**Exercise brief**
List all lines of the data containing the word "ENSO".

**Stored records**
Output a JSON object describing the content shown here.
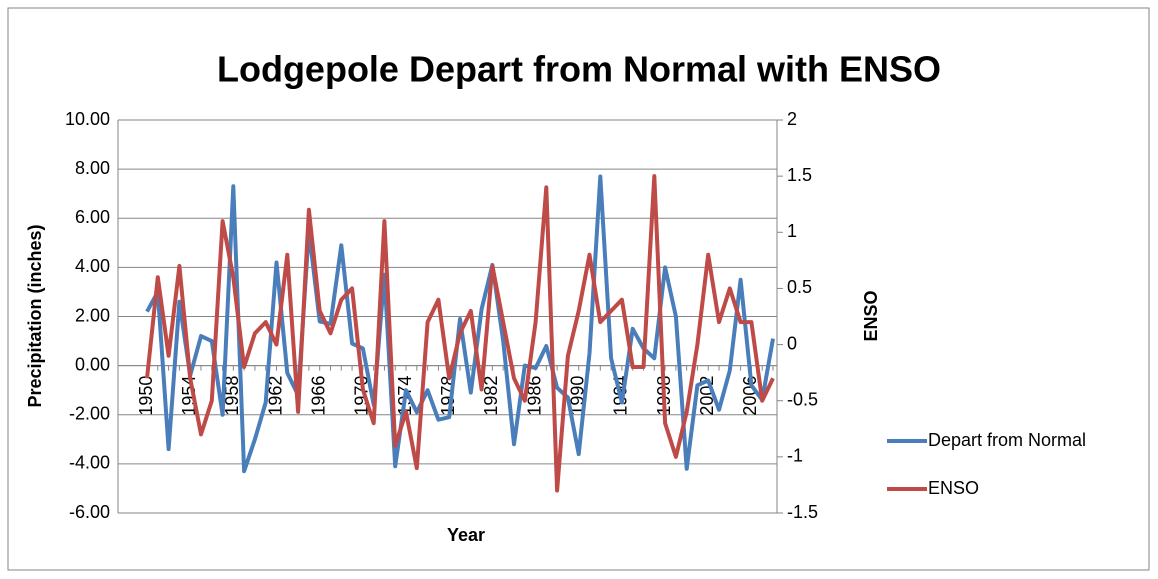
{
  "chart_data": {
    "type": "line",
    "title": "Lodgepole Depart from Normal with ENSO",
    "x_label": "Year",
    "y_label": "Precipitation (inches)",
    "y2_label": "ENSO",
    "categories": [
      1950,
      null,
      null,
      null,
      1954,
      null,
      null,
      null,
      1958,
      null,
      null,
      null,
      1962,
      null,
      null,
      null,
      1966,
      null,
      null,
      null,
      1970,
      null,
      null,
      null,
      1974,
      null,
      null,
      null,
      1978,
      null,
      null,
      null,
      1982,
      null,
      null,
      null,
      1986,
      null,
      null,
      null,
      1990,
      null,
      null,
      null,
      1994,
      null,
      null,
      null,
      1998,
      null,
      null,
      null,
      2002,
      null,
      null,
      null,
      2006,
      null,
      null
    ],
    "series": [
      {
        "name": "Depart from Normal",
        "color": "#4a7ebb",
        "values": [
          2.2,
          3.0,
          -3.4,
          2.6,
          -0.4,
          1.2,
          1.0,
          -2.0,
          7.3,
          -4.3,
          -3.0,
          -1.5,
          4.2,
          -0.3,
          -1.2,
          5.5,
          1.8,
          1.7,
          4.9,
          0.9,
          0.7,
          -1.6,
          3.7,
          -4.1,
          -1.0,
          -1.9,
          -1.0,
          -2.2,
          -2.1,
          1.9,
          -1.1,
          2.3,
          4.1,
          1.0,
          -3.2,
          0.0,
          -0.1,
          0.8,
          -0.9,
          -1.3,
          -3.6,
          0.5,
          7.7,
          0.3,
          -1.5,
          1.5,
          0.7,
          0.3,
          4.0,
          2.0,
          -4.2,
          -0.8,
          -0.6,
          -1.8,
          -0.2,
          3.5,
          -0.8,
          -1.4,
          1.1
        ]
      },
      {
        "name": "ENSO",
        "color": "#be4b48",
        "axis": "y2",
        "values": [
          -0.3,
          0.6,
          -0.1,
          0.7,
          -0.3,
          -0.8,
          -0.5,
          1.1,
          0.6,
          -0.2,
          0.1,
          0.2,
          0.0,
          0.8,
          -0.6,
          1.2,
          0.3,
          0.1,
          0.4,
          0.5,
          -0.4,
          -0.7,
          1.1,
          -0.9,
          -0.6,
          -1.1,
          0.2,
          0.4,
          -0.3,
          0.1,
          0.3,
          -0.4,
          0.7,
          0.2,
          -0.3,
          -0.5,
          0.2,
          1.4,
          -1.3,
          -0.1,
          0.3,
          0.8,
          0.2,
          0.3,
          0.4,
          -0.2,
          -0.2,
          1.5,
          -0.7,
          -1.0,
          -0.6,
          0.0,
          0.8,
          0.2,
          0.5,
          0.2,
          0.2,
          -0.5,
          -0.3
        ]
      }
    ],
    "ylim": [
      -6,
      10
    ],
    "yticks": [
      {
        "value": -6,
        "label": "-6.00"
      },
      {
        "value": -4,
        "label": "-4.00"
      },
      {
        "value": -2,
        "label": "-2.00"
      },
      {
        "value": 0,
        "label": "0.00"
      },
      {
        "value": 2,
        "label": "2.00"
      },
      {
        "value": 4,
        "label": "4.00"
      },
      {
        "value": 6,
        "label": "6.00"
      },
      {
        "value": 8,
        "label": "8.00"
      },
      {
        "value": 10,
        "label": "10.00"
      }
    ],
    "y2lim": [
      -1.5,
      2
    ],
    "y2ticks": [
      -1.5,
      -1,
      -0.5,
      0,
      0.5,
      1,
      1.5,
      2
    ],
    "grid": true,
    "legend": "right"
  }
}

**Result below**
    "title": "Lodgepole Depart from Normal with ENSO",
    "y2_label": "ENSO",
        "name": "ENSO",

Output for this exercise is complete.